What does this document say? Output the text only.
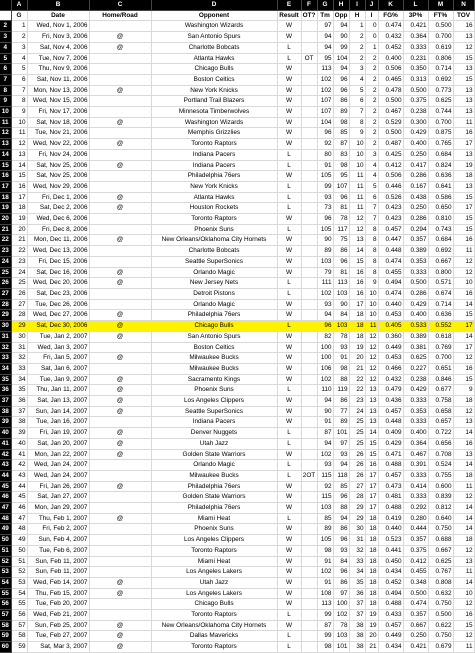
	A	B	C	D	E	F	G	H	I	J	K	L	M	N
1	G	Date	Home/Road	Opponent	Result	OT?	Tm	Opp	H	I	FG%	3P%	FT%	TOV
2	1	Wed, Nov 1, 2006		Washington Wizards	W		97	94	1	0	0.474	0.421	0.500	16
3	2	Fri, Nov 3, 2006	@	San Antonio Spurs	W		94	90	2	0	0.432	0.364	0.700	13
4	3	Sat, Nov 4, 2006	@	Charlotte Bobcats	L		94	99	2	1	0.452	0.333	0.619	12
5	4	Tue, Nov 7, 2006		Atlanta Hawks	L	OT	95	104	2	2	0.400	0.231	0.806	15
6	5	Thu, Nov 9, 2006		Chicago Bulls	W		113	94	3	2	0.506	0.350	0.714	13
7	6	Sat, Nov 11, 2006		Boston Celtics	W		102	96	4	2	0.465	0.313	0.692	15
8	7	Mon, Nov 13, 2006	@	New York Knicks	W		102	96	5	2	0.478	0.500	0.773	13
9	8	Wed, Nov 15, 2006		Portland Trail Blazers	W		107	86	6	2	0.500	0.375	0.625	13
10	9	Fri, Nov 17, 2006		Minnesota Timberwolves	W		107	89	7	2	0.467	0.238	0.744	13
11	10	Sat, Nov 18, 2006	@	Washington Wizards	W		104	98	8	2	0.529	0.300	0.700	11
12	11	Tue, Nov 21, 2006		Memphis Grizzlies	W		96	85	9	2	0.500	0.429	0.875	16
13	12	Wed, Nov 22, 2006	@	Toronto Raptors	W		92	87	10	2	0.487	0.400	0.765	17
14	13	Fri, Nov 24, 2006		Indiana Pacers	L		80	83	10	3	0.425	0.250	0.684	13
15	14	Sat, Nov 25, 2006	@	Indiana Pacers	L		91	98	10	4	0.412	0.417	0.824	19
16	15	Sat, Nov 25, 2006		Philadelphia 76ers	W		105	95	11	4	0.506	0.286	0.636	18
17	16	Wed, Nov 29, 2006		New York Knicks	L		99	107	11	5	0.446	0.167	0.641	13
18	17	Fri, Dec 1, 2006	@	Atlanta Hawks	L		93	96	11	6	0.526	0.438	0.586	15
19	18	Sat, Dec 2, 2006	@	Houston Rockets	L		73	81	11	7	0.423	0.250	0.650	17
20	19	Wed, Dec 6, 2006		Toronto Raptors	W		96	78	12	7	0.423	0.286	0.810	15
21	20	Fri, Dec 8, 2006		Phoenix Suns	L		105	117	12	8	0.457	0.294	0.743	15
22	21	Mon, Dec 11, 2006	@	New Orleans/Oklahoma City Hornets	W		90	75	13	8	0.447	0.357	0.684	16
23	22	Wed, Dec 13, 2006		Charlotte Bobcats	W		89	86	14	8	0.448	0.389	0.692	11
24	23	Fri, Dec 15, 2006		Seattle SuperSonics	W		103	96	15	8	0.474	0.353	0.667	12
25	24	Sat, Dec 16, 2006	@	Orlando Magic	W		79	81	16	8	0.455	0.333	0.800	12
26	25	Wed, Dec 20, 2006	@	New Jersey Nets	L		111	113	16	9	0.494	0.500	0.571	10
27	26	Sat, Dec 23, 2006		Detroit Pistons	L		102	103	16	10	0.474	0.286	0.674	16
28	27	Tue, Dec 26, 2006		Orlando Magic	W		93	90	17	10	0.440	0.429	0.714	14
29	28	Wed, Dec 27, 2006	@	Philadelphia 76ers	W		94	84	18	10	0.453	0.400	0.636	15
30	29	Sat, Dec 30, 2006	@	Chicago Bulls	L		96	103	18	11	0.405	0.533	0.552	17
31	30	Tue, Jan 2, 2007	@	San Antonio Spurs	W		82	78	18	12	0.360	0.389	0.618	14
32	31	Wed, Jan 3, 2007		Boston Celtics	W		100	93	19	12	0.449	0.381	0.769	17
33	32	Fri, Jan 5, 2007	@	Milwaukee Bucks	W		100	91	20	12	0.453	0.625	0.700	12
34	33	Sat, Jan 6, 2007		Milwaukee Bucks	W		106	98	21	12	0.466	0.227	0.651	16
35	34	Tue, Jan 9, 2007	@	Sacramento Kings	W		102	88	22	12	0.432	0.238	0.846	15
36	35	Thu, Jan 11, 2007	@	Phoenix Suns	L		110	119	22	13	0.479	0.429	0.677	9
37	36	Sat, Jan 13, 2007	@	Los Angeles Clippers	W		94	86	23	13	0.436	0.333	0.758	18
38	37	Sun, Jan 14, 2007	@	Seattle SuperSonics	W		90	77	24	13	0.457	0.353	0.658	12
39	38	Tue, Jan 16, 2007		Indiana Pacers	W		91	89	25	13	0.448	0.333	0.657	13
40	39	Fri, Jan 19, 2007	@	Denver Nuggets	L		87	101	25	14	0.409	0.400	0.722	14
41	40	Sat, Jan 20, 2007	@	Utah Jazz	L		94	97	25	15	0.429	0.364	0.656	16
42	41	Mon, Jan 22, 2007	@	Golden State Warriors	W		102	93	26	15	0.471	0.467	0.708	13
43	42	Wed, Jan 24, 2007		Orlando Magic	L		93	94	26	16	0.488	0.391	0.524	14
44	43	Wed, Jan 24, 2007		Milwaukee Bucks	L	2OT	115	118	26	17	0.457	0.333	0.755	18
45	44	Fri, Jan 26, 2007	@	Philadelphia 76ers	W		92	85	27	17	0.473	0.414	0.600	11
46	45	Sat, Jan 27, 2007		Golden State Warriors	W		115	96	28	17	0.481	0.333	0.839	12
47	46	Mon, Jan 29, 2007		Philadelphia 76ers	W		103	88	29	17	0.488	0.292	0.812	14
48	47	Thu, Feb 1, 2007	@	Miami Heat	L		85	94	29	18	0.419	0.280	0.640	14
49	48	Fri, Feb 2, 2007		Phoenix Suns	W		89	86	30	18	0.440	0.444	0.750	14
50	49	Sun, Feb 4, 2007		Los Angeles Clippers	W		105	96	31	18	0.523	0.357	0.688	18
51	50	Tue, Feb 6, 2007		Toronto Raptors	W		98	93	32	18	0.441	0.375	0.667	12
52	51	Sun, Feb 11, 2007		Miami Heat	W		91	84	33	18	0.450	0.412	0.625	13
53	52	Sun, Feb 11, 2007		Los Angeles Lakers	W		102	96	34	18	0.434	0.455	0.767	11
54	53	Wed, Feb 14, 2007	@	Utah Jazz	W		91	86	35	18	0.452	0.348	0.808	14
55	54	Thu, Feb 15, 2007	@	Los Angeles Lakers	W		108	97	36	18	0.494	0.500	0.632	10
56	55	Tue, Feb 20, 2007		Chicago Bulls	W		113	100	37	18	0.488	0.474	0.750	12
57	56	Wed, Feb 21, 2007		Toronto Raptors	L		99	102	37	19	0.433	0.357	0.500	16
58	57	Sun, Feb 25, 2007	@	New Orleans/Oklahoma City Hornets	W		87	78	38	19	0.457	0.667	0.622	15
59	58	Tue, Feb 27, 2007	@	Dallas Mavericks	L		99	103	38	20	0.449	0.250	0.750	12
60	59	Sat, Mar 3, 2007	@	Toronto Raptors	L		98	101	38	21	0.434	0.421	0.679	11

■ Given task ■
Write out the material above again, word for word, minus its pictures.

■ Right answer ■
What does this document say? Output the text only.
	A	B	C	D	E	F	G	H	I	J	K	L	M	N
1	G	Date	Home/Road	Opponent	Result	OT?	Tm	Opp	H	I	FG%	3P%	FT%	TOV
2	1	Wed, Nov 1, 2006		Washington Wizards	W		97	94	1	0	0.474	0.421	0.500	16
3	2	Fri, Nov 3, 2006	@	San Antonio Spurs	W		94	90	2	0	0.432	0.364	0.700	13
4	3	Sat, Nov 4, 2006	@	Charlotte Bobcats	L		94	99	2	1	0.452	0.333	0.619	12
5	4	Tue, Nov 7, 2006		Atlanta Hawks	L	OT	95	104	2	2	0.400	0.231	0.806	15
6	5	Thu, Nov 9, 2006		Chicago Bulls	W		113	94	3	2	0.506	0.350	0.714	13
7	6	Sat, Nov 11, 2006		Boston Celtics	W		102	96	4	2	0.465	0.313	0.692	15
8	7	Mon, Nov 13, 2006	@	New York Knicks	W		102	96	5	2	0.478	0.500	0.773	13
9	8	Wed, Nov 15, 2006		Portland Trail Blazers	W		107	86	6	2	0.500	0.375	0.625	13
10	9	Fri, Nov 17, 2006		Minnesota Timberwolves	W		107	89	7	2	0.467	0.238	0.744	13
11	10	Sat, Nov 18, 2006	@	Washington Wizards	W		104	98	8	2	0.529	0.300	0.700	11
12	11	Tue, Nov 21, 2006		Memphis Grizzlies	W		96	85	9	2	0.500	0.429	0.875	16
13	12	Wed, Nov 22, 2006	@	Toronto Raptors	W		92	87	10	2	0.487	0.400	0.765	17
14	13	Fri, Nov 24, 2006		Indiana Pacers	L		80	83	10	3	0.425	0.250	0.684	13
15	14	Sat, Nov 25, 2006	@	Indiana Pacers	L		91	98	10	4	0.412	0.417	0.824	19
16	15	Sat, Nov 25, 2006		Philadelphia 76ers	W		105	95	11	4	0.506	0.286	0.636	18
17	16	Wed, Nov 29, 2006		New York Knicks	L		99	107	11	5	0.446	0.167	0.641	13
18	17	Fri, Dec 1, 2006	@	Atlanta Hawks	L		93	96	11	6	0.526	0.438	0.586	15
19	18	Sat, Dec 2, 2006	@	Houston Rockets	L		73	81	11	7	0.423	0.250	0.650	17
20	19	Wed, Dec 6, 2006		Toronto Raptors	W		96	78	12	7	0.423	0.286	0.810	15
21	20	Fri, Dec 8, 2006		Phoenix Suns	L		105	117	12	8	0.457	0.294	0.743	15
22	21	Mon, Dec 11, 2006	@	New Orleans/Oklahoma City Hornets	W		90	75	13	8	0.447	0.357	0.684	16
23	22	Wed, Dec 13, 2006		Charlotte Bobcats	W		89	86	14	8	0.448	0.389	0.692	11
24	23	Fri, Dec 15, 2006		Seattle SuperSonics	W		103	96	15	8	0.474	0.353	0.667	12
25	24	Sat, Dec 16, 2006	@	Orlando Magic	W		79	81	16	8	0.455	0.333	0.800	12
26	25	Wed, Dec 20, 2006	@	New Jersey Nets	L		111	113	16	9	0.494	0.500	0.571	10
27	26	Sat, Dec 23, 2006		Detroit Pistons	L		102	103	16	10	0.474	0.286	0.674	16
28	27	Tue, Dec 26, 2006		Orlando Magic	W		93	90	17	10	0.440	0.429	0.714	14
29	28	Wed, Dec 27, 2006	@	Philadelphia 76ers	W		94	84	18	10	0.453	0.400	0.636	15
30	29	Sat, Dec 30, 2006	@	Chicago Bulls	L		96	103	18	11	0.405	0.533	0.552	17
31	30	Tue, Jan 2, 2007	@	San Antonio Spurs	W		82	78	18	12	0.360	0.389	0.618	14
32	31	Wed, Jan 3, 2007		Boston Celtics	W		100	93	19	12	0.449	0.381	0.769	17
33	32	Fri, Jan 5, 2007	@	Milwaukee Bucks	W		100	91	20	12	0.453	0.625	0.700	12
34	33	Sat, Jan 6, 2007		Milwaukee Bucks	W		106	98	21	12	0.466	0.227	0.651	16
35	34	Tue, Jan 9, 2007	@	Sacramento Kings	W		102	88	22	12	0.432	0.238	0.846	15
36	35	Thu, Jan 11, 2007	@	Phoenix Suns	L		110	119	22	13	0.479	0.429	0.677	9
37	36	Sat, Jan 13, 2007	@	Los Angeles Clippers	W		94	86	23	13	0.436	0.333	0.758	18
38	37	Sun, Jan 14, 2007	@	Seattle SuperSonics	W		90	77	24	13	0.457	0.353	0.658	12
39	38	Tue, Jan 16, 2007		Indiana Pacers	W		91	89	25	13	0.448	0.333	0.657	13
40	39	Fri, Jan 19, 2007	@	Denver Nuggets	L		87	101	25	14	0.409	0.400	0.722	14
41	40	Sat, Jan 20, 2007	@	Utah Jazz	L		94	97	25	15	0.429	0.364	0.656	16
42	41	Mon, Jan 22, 2007	@	Golden State Warriors	W		102	93	26	15	0.471	0.467	0.708	13
43	42	Wed, Jan 24, 2007		Orlando Magic	L		93	94	26	16	0.488	0.391	0.524	14
44	43	Wed, Jan 24, 2007		Milwaukee Bucks	L	2OT	115	118	26	17	0.457	0.333	0.755	18
45	44	Fri, Jan 26, 2007	@	Philadelphia 76ers	W		92	85	27	17	0.473	0.414	0.600	11
46	45	Sat, Jan 27, 2007		Golden State Warriors	W		115	96	28	17	0.481	0.333	0.839	12
47	46	Mon, Jan 29, 2007		Philadelphia 76ers	W		103	88	29	17	0.488	0.292	0.812	14
48	47	Thu, Feb 1, 2007	@	Miami Heat	L		85	94	29	18	0.419	0.280	0.640	14
49	48	Fri, Feb 2, 2007		Phoenix Suns	W		89	86	30	18	0.440	0.444	0.750	14
50	49	Sun, Feb 4, 2007		Los Angeles Clippers	W		105	96	31	18	0.523	0.357	0.688	18
51	50	Tue, Feb 6, 2007		Toronto Raptors	W		98	93	32	18	0.441	0.375	0.667	12
52	51	Sun, Feb 11, 2007		Miami Heat	W		91	84	33	18	0.450	0.412	0.625	13
53	52	Sun, Feb 11, 2007		Los Angeles Lakers	W		102	96	34	18	0.434	0.455	0.767	11
54	53	Wed, Feb 14, 2007	@	Utah Jazz	W		91	86	35	18	0.452	0.348	0.808	14
55	54	Thu, Feb 15, 2007	@	Los Angeles Lakers	W		108	97	36	18	0.494	0.500	0.632	10
56	55	Tue, Feb 20, 2007		Chicago Bulls	W		113	100	37	18	0.488	0.474	0.750	12
57	56	Wed, Feb 21, 2007		Toronto Raptors	L		99	102	37	19	0.433	0.357	0.500	16
58	57	Sun, Feb 25, 2007	@	New Orleans/Oklahoma City Hornets	W		87	78	38	19	0.457	0.667	0.622	15
59	58	Tue, Feb 27, 2007	@	Dallas Mavericks	L		99	103	38	20	0.449	0.250	0.750	12
60	59	Sat, Mar 3, 2007	@	Toronto Raptors	L		98	101	38	21	0.434	0.421	0.679	11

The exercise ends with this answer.